ÉNONCÉ ÉCRIT 1: Recopiez à l'identique les lignes des enregistrements, de la toute première jusqu'à la ligne contenant « - label-so-le-chieu-dai: Số », celle-ci comprise.
┌─ TEXTE CITÉ
L’arrêt de la Chambre sociale de la Cour de cassation du 30 mars 2022 apporte une nouvelle illustration de la nécessité pour l’employeur de prévoir des contreparties suffisantes au temps de trajet lorsque ce temps dépasse le temps habituel. Cette décision est ainsi l’occasion de rappeler les règles applicables en présence de salariés itinérants.
Selon l’article L. 3121-4 du Code du travail, le temps de déplacement professionnel pour se rendre sur le lieu d’exécution du contrat de travail n’est pas un temps de travail effectif. Toutefois, s’il dépasse le temps normal de trajet entre le domicile et le lieu habituel de travail, il fait l’objet d’une contrepartie, soit sous forme de repos, soit financière.
Les juges du fond apprécient souverainement si le montant de la contrepartie financière unilatéralement fixé par l’employeur en application du Code du travail répond aux exigences de celui-ci.
Dans cette affaire, un syndicat contestait la contrepartie prévue unilatéralement par l’employeur pour compenser le dépassement du temps normal de trajet pour les salariés d’une unité économique et sociale (UES) ne travaillant pas habituellement dans leur agence de rattachement.
└─
┌─ EXTRAIT DE DONNÉES
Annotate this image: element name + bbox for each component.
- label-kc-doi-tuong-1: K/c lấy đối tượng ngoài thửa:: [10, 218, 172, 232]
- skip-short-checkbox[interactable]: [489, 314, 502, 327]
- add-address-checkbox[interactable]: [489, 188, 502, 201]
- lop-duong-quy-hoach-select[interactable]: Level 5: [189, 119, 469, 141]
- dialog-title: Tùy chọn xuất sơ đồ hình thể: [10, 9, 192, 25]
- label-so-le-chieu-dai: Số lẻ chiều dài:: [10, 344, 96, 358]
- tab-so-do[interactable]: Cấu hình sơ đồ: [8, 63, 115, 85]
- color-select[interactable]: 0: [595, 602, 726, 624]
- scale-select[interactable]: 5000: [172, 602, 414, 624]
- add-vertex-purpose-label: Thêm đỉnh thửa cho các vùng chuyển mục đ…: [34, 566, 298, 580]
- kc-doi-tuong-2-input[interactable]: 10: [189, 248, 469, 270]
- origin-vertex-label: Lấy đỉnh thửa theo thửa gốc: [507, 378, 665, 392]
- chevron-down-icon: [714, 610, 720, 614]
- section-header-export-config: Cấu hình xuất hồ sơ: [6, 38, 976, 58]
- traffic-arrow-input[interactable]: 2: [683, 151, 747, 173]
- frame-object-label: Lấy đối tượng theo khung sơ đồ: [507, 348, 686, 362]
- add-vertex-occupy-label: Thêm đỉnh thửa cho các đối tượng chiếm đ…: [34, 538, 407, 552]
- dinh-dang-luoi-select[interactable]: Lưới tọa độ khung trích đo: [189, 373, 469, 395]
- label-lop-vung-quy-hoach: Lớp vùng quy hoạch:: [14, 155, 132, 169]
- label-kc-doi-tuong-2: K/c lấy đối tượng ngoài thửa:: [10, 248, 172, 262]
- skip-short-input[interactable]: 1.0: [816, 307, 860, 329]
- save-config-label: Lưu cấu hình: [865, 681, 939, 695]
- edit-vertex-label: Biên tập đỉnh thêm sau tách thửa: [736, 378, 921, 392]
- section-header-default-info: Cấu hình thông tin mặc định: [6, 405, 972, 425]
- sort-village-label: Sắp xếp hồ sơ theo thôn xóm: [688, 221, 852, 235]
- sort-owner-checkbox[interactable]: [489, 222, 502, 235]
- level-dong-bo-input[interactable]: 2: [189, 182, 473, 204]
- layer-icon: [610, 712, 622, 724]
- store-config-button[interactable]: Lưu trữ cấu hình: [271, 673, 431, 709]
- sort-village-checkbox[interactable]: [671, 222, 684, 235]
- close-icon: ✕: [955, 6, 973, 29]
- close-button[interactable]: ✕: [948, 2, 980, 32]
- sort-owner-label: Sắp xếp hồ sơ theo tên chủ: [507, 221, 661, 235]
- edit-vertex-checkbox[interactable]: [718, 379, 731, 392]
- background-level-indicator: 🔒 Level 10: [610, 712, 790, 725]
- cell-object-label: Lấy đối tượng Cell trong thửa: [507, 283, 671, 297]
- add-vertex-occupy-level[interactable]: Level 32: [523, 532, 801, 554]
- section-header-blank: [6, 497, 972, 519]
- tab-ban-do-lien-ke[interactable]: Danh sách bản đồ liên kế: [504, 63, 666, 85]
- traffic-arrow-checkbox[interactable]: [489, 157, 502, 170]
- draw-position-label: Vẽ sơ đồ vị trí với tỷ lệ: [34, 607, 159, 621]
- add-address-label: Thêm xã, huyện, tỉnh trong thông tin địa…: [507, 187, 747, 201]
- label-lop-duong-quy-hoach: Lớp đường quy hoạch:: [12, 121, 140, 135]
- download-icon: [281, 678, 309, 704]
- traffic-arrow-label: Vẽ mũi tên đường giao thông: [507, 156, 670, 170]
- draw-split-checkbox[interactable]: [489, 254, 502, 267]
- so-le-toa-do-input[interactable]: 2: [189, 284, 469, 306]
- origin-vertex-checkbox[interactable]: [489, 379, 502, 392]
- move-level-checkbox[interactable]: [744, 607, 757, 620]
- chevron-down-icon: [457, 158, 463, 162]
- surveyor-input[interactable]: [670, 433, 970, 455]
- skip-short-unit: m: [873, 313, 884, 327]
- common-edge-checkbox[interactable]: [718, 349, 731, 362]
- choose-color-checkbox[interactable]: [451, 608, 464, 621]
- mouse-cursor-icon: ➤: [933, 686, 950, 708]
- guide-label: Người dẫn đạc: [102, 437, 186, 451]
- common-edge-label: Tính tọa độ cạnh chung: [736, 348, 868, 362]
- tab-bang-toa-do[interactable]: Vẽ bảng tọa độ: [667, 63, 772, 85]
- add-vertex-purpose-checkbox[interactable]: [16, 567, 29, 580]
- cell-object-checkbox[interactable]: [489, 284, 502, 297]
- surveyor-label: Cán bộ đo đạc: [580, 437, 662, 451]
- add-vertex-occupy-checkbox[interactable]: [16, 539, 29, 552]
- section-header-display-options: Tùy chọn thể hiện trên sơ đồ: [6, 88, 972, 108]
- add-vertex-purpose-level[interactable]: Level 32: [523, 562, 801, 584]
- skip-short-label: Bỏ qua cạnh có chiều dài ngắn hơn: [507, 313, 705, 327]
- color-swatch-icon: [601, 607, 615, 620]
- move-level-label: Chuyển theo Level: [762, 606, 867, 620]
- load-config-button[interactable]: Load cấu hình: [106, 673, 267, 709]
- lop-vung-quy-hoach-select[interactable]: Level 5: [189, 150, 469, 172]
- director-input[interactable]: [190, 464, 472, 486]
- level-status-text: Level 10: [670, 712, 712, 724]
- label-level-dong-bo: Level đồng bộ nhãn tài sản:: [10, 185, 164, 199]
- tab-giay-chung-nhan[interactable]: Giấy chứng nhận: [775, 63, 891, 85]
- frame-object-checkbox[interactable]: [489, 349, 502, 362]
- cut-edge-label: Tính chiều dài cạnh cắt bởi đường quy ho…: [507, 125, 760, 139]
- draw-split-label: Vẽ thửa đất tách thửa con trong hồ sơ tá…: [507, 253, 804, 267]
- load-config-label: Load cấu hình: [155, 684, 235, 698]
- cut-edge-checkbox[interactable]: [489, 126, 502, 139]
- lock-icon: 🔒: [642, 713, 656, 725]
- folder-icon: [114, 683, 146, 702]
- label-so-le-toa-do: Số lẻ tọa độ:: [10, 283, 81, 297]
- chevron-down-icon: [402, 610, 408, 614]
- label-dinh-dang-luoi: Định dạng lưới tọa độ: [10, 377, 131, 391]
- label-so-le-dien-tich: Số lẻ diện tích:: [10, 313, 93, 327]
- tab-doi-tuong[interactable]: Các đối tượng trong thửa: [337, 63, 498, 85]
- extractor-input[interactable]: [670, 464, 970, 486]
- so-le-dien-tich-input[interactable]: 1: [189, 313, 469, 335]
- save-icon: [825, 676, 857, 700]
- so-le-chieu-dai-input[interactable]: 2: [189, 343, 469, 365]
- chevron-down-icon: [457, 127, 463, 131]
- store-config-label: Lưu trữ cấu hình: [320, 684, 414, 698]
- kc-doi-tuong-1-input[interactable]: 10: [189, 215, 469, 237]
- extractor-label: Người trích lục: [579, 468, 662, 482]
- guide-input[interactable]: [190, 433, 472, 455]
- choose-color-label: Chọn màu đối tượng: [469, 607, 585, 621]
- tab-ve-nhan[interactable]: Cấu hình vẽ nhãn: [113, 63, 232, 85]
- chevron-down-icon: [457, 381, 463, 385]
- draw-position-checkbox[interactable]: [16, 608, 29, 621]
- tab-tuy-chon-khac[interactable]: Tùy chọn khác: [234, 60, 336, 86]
└─
ÉNONCÉ ÉCRIT 2: Rédigez la suite du texte sur le temps de trajet des salariés itinérants, en reprenant juste après sa dernière phrase.

RÉSULTAT FINAL 1:
Annotate this image: element name + bbox for each component.
- label-kc-doi-tuong-1: K/c lấy đối tượng ngoài thửa:: [10, 218, 172, 232]
- skip-short-checkbox[interactable]: [489, 314, 502, 327]
- add-address-checkbox[interactable]: [489, 188, 502, 201]
- lop-duong-quy-hoach-select[interactable]: Level 5: [189, 119, 469, 141]
- dialog-title: Tùy chọn xuất sơ đồ hình thể: [10, 9, 192, 25]
- label-so-le-chieu-dai: Số lẻ chiều dài:: [10, 344, 96, 358]

RÉSULTAT FINAL 2:
Saisie du litige, la Cour d’appel de PARIS avait considéré que les contreparties fixées unilatéralement par l’employeur étaient dérisoires en ce que la « franchise » c’est-à-dire le temps de déplacement excédentaire non indemnisé, de près de 2 heures, était trop importante. Elle ordonnait à l’employeur de prévoir un autre système.
La Cour de cassation rejette le pourvoi formé par l’employeur et approuve en tout point le raisonnement adopté par les juges du fond.
- La circonstance que des salariés de l’UES ne travaillaient pas habituellement au sein de leur agence de rattachement ne dispensait pas leur employeur de respecter à leur égard les dispositions de l’article L 3121-4 du Code du travail. Autrement dit, l’employeur doit nécessairement déterminer un « temps normal de trajet » même en présence de salariés itinérants n’ayant pas de lieu de travail fixe.
- S’agissant d’un salarié itinérant, le lieu habituel de travail peut être celui où se situe son agence de rattachement, si tant est que celle-ci se situe à une distance raisonnable de son domicile, de façon que le temps de trajet ainsi déterminé soit équivalent au temps normal de trajet entre le domicile et le lieu habituel de travail d’un salarié dans la région considérée.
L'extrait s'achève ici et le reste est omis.